_Requirement_:
Copy all lines in which the word "screenshot" can be found.

_Material for the task_:
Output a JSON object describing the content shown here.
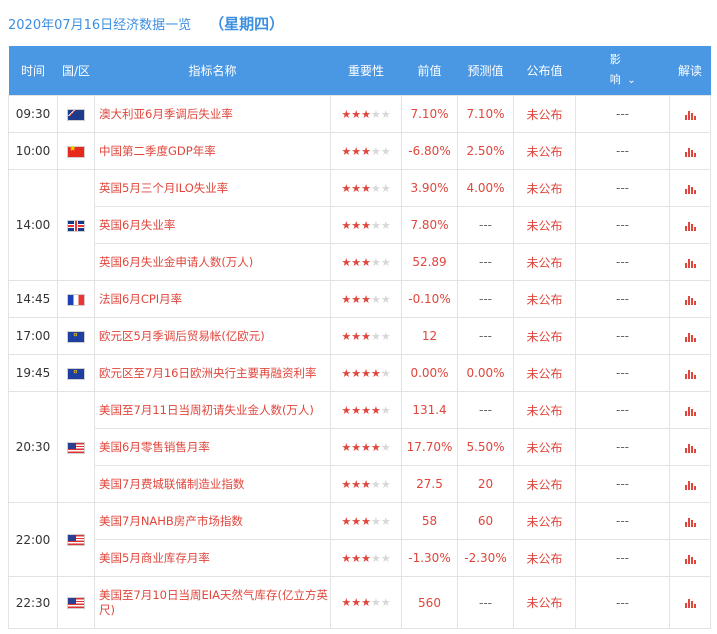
{
  "header": {
    "date": "2020年07月16日经济数据一览",
    "weekday": "（星期四）"
  },
  "columns": {
    "time": "时间",
    "country": "国/区",
    "indicator": "指标名称",
    "importance": "重要性",
    "previous": "前值",
    "forecast": "预测值",
    "actual": "公布值",
    "impact": "影响",
    "interpret": "解读"
  },
  "impact_chevron": "chevron-down-icon",
  "colors": {
    "header_bg": "#4a97e4",
    "accent_red": "#e0463c",
    "title_blue": "#3d8fe0"
  },
  "rows": [
    {
      "time": "09:30",
      "flag": "australia-flag-icon",
      "name": "澳大利亚6月季调后失业率",
      "stars": 3,
      "previous": "7.10%",
      "forecast": "7.10%",
      "actual": "未公布",
      "impact": "---"
    },
    {
      "time": "10:00",
      "flag": "china-flag-icon",
      "name": "中国第二季度GDP年率",
      "stars": 3,
      "previous": "-6.80%",
      "forecast": "2.50%",
      "actual": "未公布",
      "impact": "---"
    },
    {
      "time": "14:00",
      "flag": "uk-flag-icon",
      "name": "英国5月三个月ILO失业率",
      "stars": 3,
      "previous": "3.90%",
      "forecast": "4.00%",
      "actual": "未公布",
      "impact": "---"
    },
    {
      "time": "",
      "flag": "",
      "name": "英国6月失业率",
      "stars": 3,
      "previous": "7.80%",
      "forecast": "---",
      "actual": "未公布",
      "impact": "---"
    },
    {
      "time": "",
      "flag": "",
      "name": "英国6月失业金申请人数(万人)",
      "stars": 3,
      "previous": "52.89",
      "forecast": "---",
      "actual": "未公布",
      "impact": "---"
    },
    {
      "time": "14:45",
      "flag": "france-flag-icon",
      "name": "法国6月CPI月率",
      "stars": 3,
      "previous": "-0.10%",
      "forecast": "---",
      "actual": "未公布",
      "impact": "---"
    },
    {
      "time": "17:00",
      "flag": "eu-flag-icon",
      "name": "欧元区5月季调后贸易帐(亿欧元)",
      "stars": 3,
      "previous": "12",
      "forecast": "---",
      "actual": "未公布",
      "impact": "---"
    },
    {
      "time": "19:45",
      "flag": "eu-flag-icon",
      "name": "欧元区至7月16日欧洲央行主要再融资利率",
      "stars": 4,
      "previous": "0.00%",
      "forecast": "0.00%",
      "actual": "未公布",
      "impact": "---"
    },
    {
      "time": "20:30",
      "flag": "us-flag-icon",
      "name": "美国至7月11日当周初请失业金人数(万人)",
      "stars": 4,
      "previous": "131.4",
      "forecast": "---",
      "actual": "未公布",
      "impact": "---"
    },
    {
      "time": "",
      "flag": "",
      "name": "美国6月零售销售月率",
      "stars": 4,
      "previous": "17.70%",
      "forecast": "5.50%",
      "actual": "未公布",
      "impact": "---"
    },
    {
      "time": "",
      "flag": "",
      "name": "美国7月费城联储制造业指数",
      "stars": 3,
      "previous": "27.5",
      "forecast": "20",
      "actual": "未公布",
      "impact": "---"
    },
    {
      "time": "22:00",
      "flag": "us-flag-icon",
      "name": "美国7月NAHB房产市场指数",
      "stars": 3,
      "previous": "58",
      "forecast": "60",
      "actual": "未公布",
      "impact": "---"
    },
    {
      "time": "",
      "flag": "",
      "name": "美国5月商业库存月率",
      "stars": 3,
      "previous": "-1.30%",
      "forecast": "-2.30%",
      "actual": "未公布",
      "impact": "---"
    },
    {
      "time": "22:30",
      "flag": "us-flag-icon",
      "name": "美国至7月10日当周EIA天然气库存(亿立方英尺)",
      "stars": 3,
      "previous": "560",
      "forecast": "---",
      "actual": "未公布",
      "impact": "---"
    }
  ]
}
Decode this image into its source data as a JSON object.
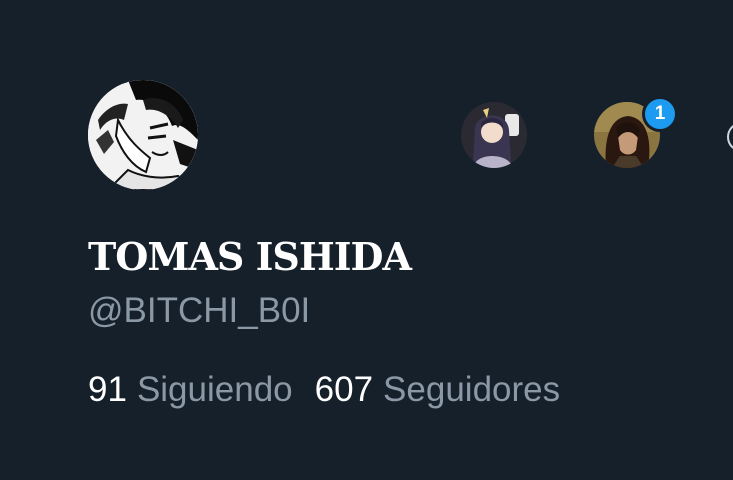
{
  "profile": {
    "display_name": "TOMAS ISHIDA",
    "handle": "@BITCHI_B0I",
    "avatar": "manga-portrait-avatar"
  },
  "stats": {
    "following_count": "91",
    "following_label": "Siguiendo",
    "followers_count": "607",
    "followers_label": "Seguidores"
  },
  "accounts": [
    {
      "avatar": "anime-girl-avatar"
    },
    {
      "avatar": "anime-boy-avatar",
      "notification_badge": "1"
    },
    {
      "avatar": "account-avatar-partial"
    }
  ],
  "colors": {
    "background": "#15202b",
    "primary_text": "#ffffff",
    "secondary_text": "#8b98a5",
    "badge": "#1d9bf0"
  }
}
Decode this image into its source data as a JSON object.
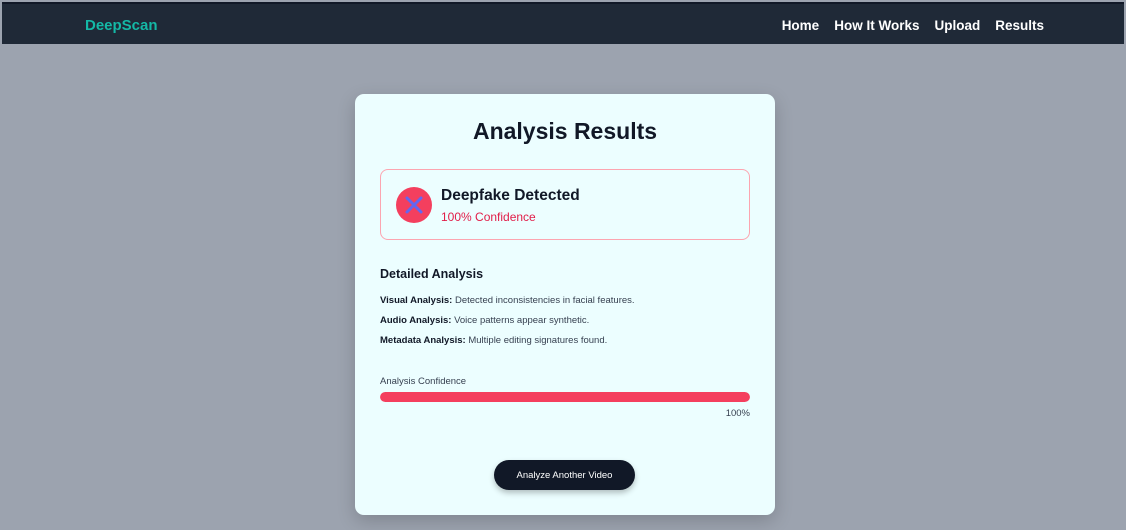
{
  "nav": {
    "brand": "DeepScan",
    "links": [
      "Home",
      "How It Works",
      "Upload",
      "Results"
    ]
  },
  "card": {
    "title": "Analysis Results",
    "result": {
      "icon": "x-icon",
      "title": "Deepfake Detected",
      "confidence_text": "100% Confidence"
    },
    "detailed": {
      "title": "Detailed Analysis",
      "items": [
        {
          "label": "Visual Analysis:",
          "text": "Detected inconsistencies in facial features."
        },
        {
          "label": "Audio Analysis:",
          "text": "Voice patterns appear synthetic."
        },
        {
          "label": "Metadata Analysis:",
          "text": "Multiple editing signatures found."
        }
      ]
    },
    "confidence": {
      "label": "Analysis Confidence",
      "value_text": "100%",
      "fraction": 1.0
    },
    "button_label": "Analyze Another Video"
  },
  "colors": {
    "brand": "#14b8a6",
    "nav_bg": "#1f2937",
    "page_bg": "#9ca3af",
    "card_bg": "#ecfeff",
    "alert": "#f43f5e",
    "button_bg": "#111827"
  }
}
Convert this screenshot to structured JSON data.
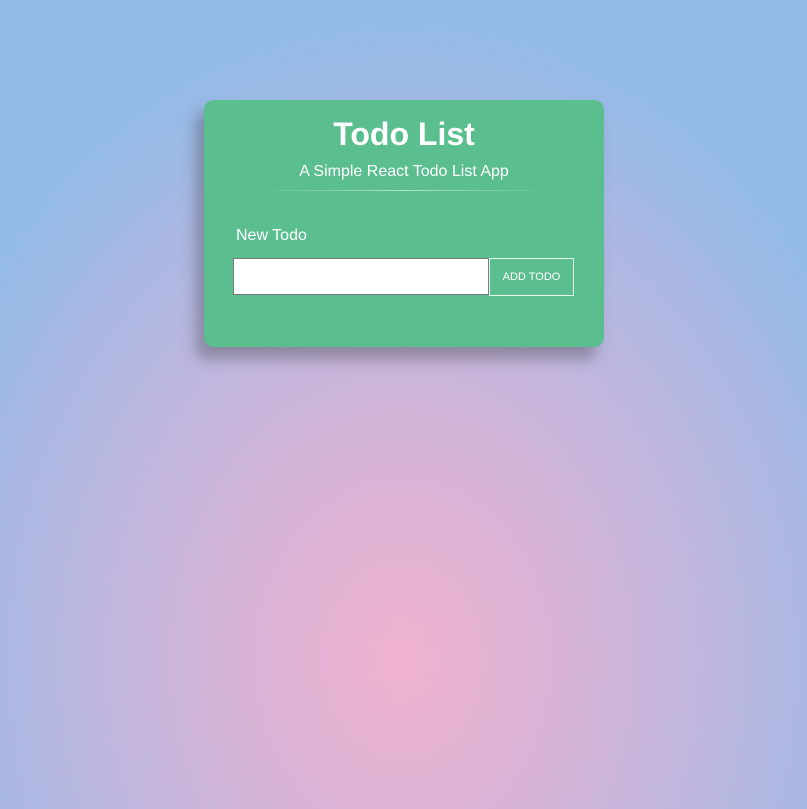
{
  "app": {
    "title": "Todo List",
    "subtitle": "A Simple React Todo List App"
  },
  "form": {
    "label": "New Todo",
    "input_value": "",
    "input_placeholder": "",
    "button_label": "ADD TODO"
  },
  "colors": {
    "card_background": "#5abe8f",
    "text": "#ffffff",
    "background_center": "#f0b2cf",
    "background_edge": "#93bbe8"
  }
}
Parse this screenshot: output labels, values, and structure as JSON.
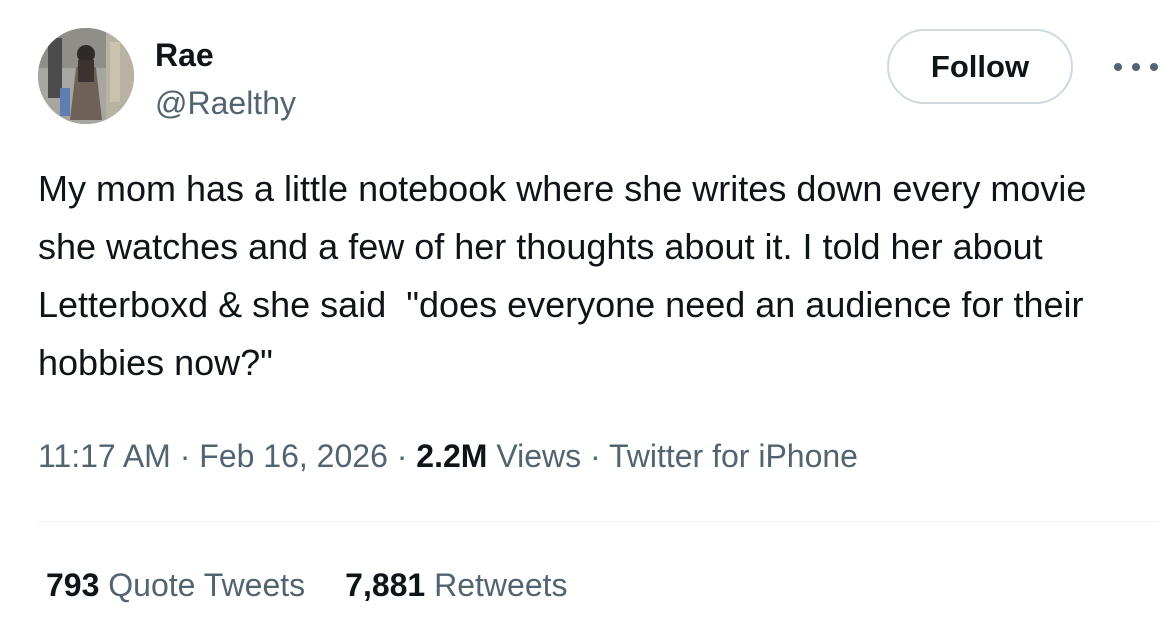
{
  "author": {
    "name": "Rae",
    "handle": "@Raelthy"
  },
  "follow_label": "Follow",
  "more_icon": "more-horizontal-icon",
  "tweet": {
    "text": "My mom has a little notebook where she writes down every movie she watches and a few of her thoughts about it. I told her about Letterboxd & she said  \"does everyone need an audience for their hobbies now?\""
  },
  "meta": {
    "time": "11:17 AM",
    "date": "Feb 16, 2026",
    "separator": " · ",
    "views_count": "2.2M",
    "views_label": "Views",
    "source": "Twitter for iPhone"
  },
  "stats": {
    "quote_tweets_count": "793",
    "quote_tweets_label": "Quote Tweets",
    "retweets_count": "7,881",
    "retweets_label": "Retweets"
  },
  "colors": {
    "text_primary": "#0f1419",
    "text_secondary": "#536471",
    "border": "#cfd9de",
    "divider": "#eff3f4"
  }
}
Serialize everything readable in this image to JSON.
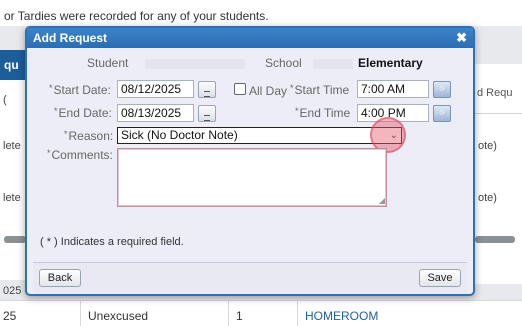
{
  "background": {
    "notice_text": "or Tardies were recorded for any of your students.",
    "header_left": "qu",
    "left_col_texts": [
      "(",
      "lete",
      "lete"
    ],
    "right_header": "d Requ",
    "right_col_texts": [
      "ote)",
      "ote)"
    ],
    "row_number_above": "025",
    "row": {
      "num": "25",
      "type": "Unexcused",
      "period": "1",
      "course": "HOMEROOM"
    }
  },
  "dialog": {
    "title": "Add Request",
    "student_label": "Student",
    "school_label": "School",
    "school_value": "Elementary",
    "start_date_label": "Start Date:",
    "start_date": "08/12/2025",
    "end_date_label": "End Date:",
    "end_date": "08/13/2025",
    "all_day_label": "All Day",
    "start_time_label": "Start Time",
    "start_time": "7:00 AM",
    "end_time_label": "End Time",
    "end_time": "4:00 PM",
    "reason_label": "Reason:",
    "reason_selected": "Sick (No Doctor Note)",
    "comments_label": "Comments:",
    "required_note": "( * ) Indicates a required field.",
    "back_label": "Back",
    "save_label": "Save",
    "required_marker": "*"
  },
  "icons": {
    "close": "close-icon",
    "calendar": "calendar-icon",
    "clock": "clock-icon",
    "dropdown": "chevron-down-icon"
  },
  "colors": {
    "titlebar": "#2f6fb5",
    "dialog_bg": "#ededf8",
    "link": "#1f5fa8",
    "highlight": "#e45a6e"
  }
}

_Exercise output_:
Convert this screenshot to structured JSON data.
Parse this screenshot: output labels, values, and structure as JSON.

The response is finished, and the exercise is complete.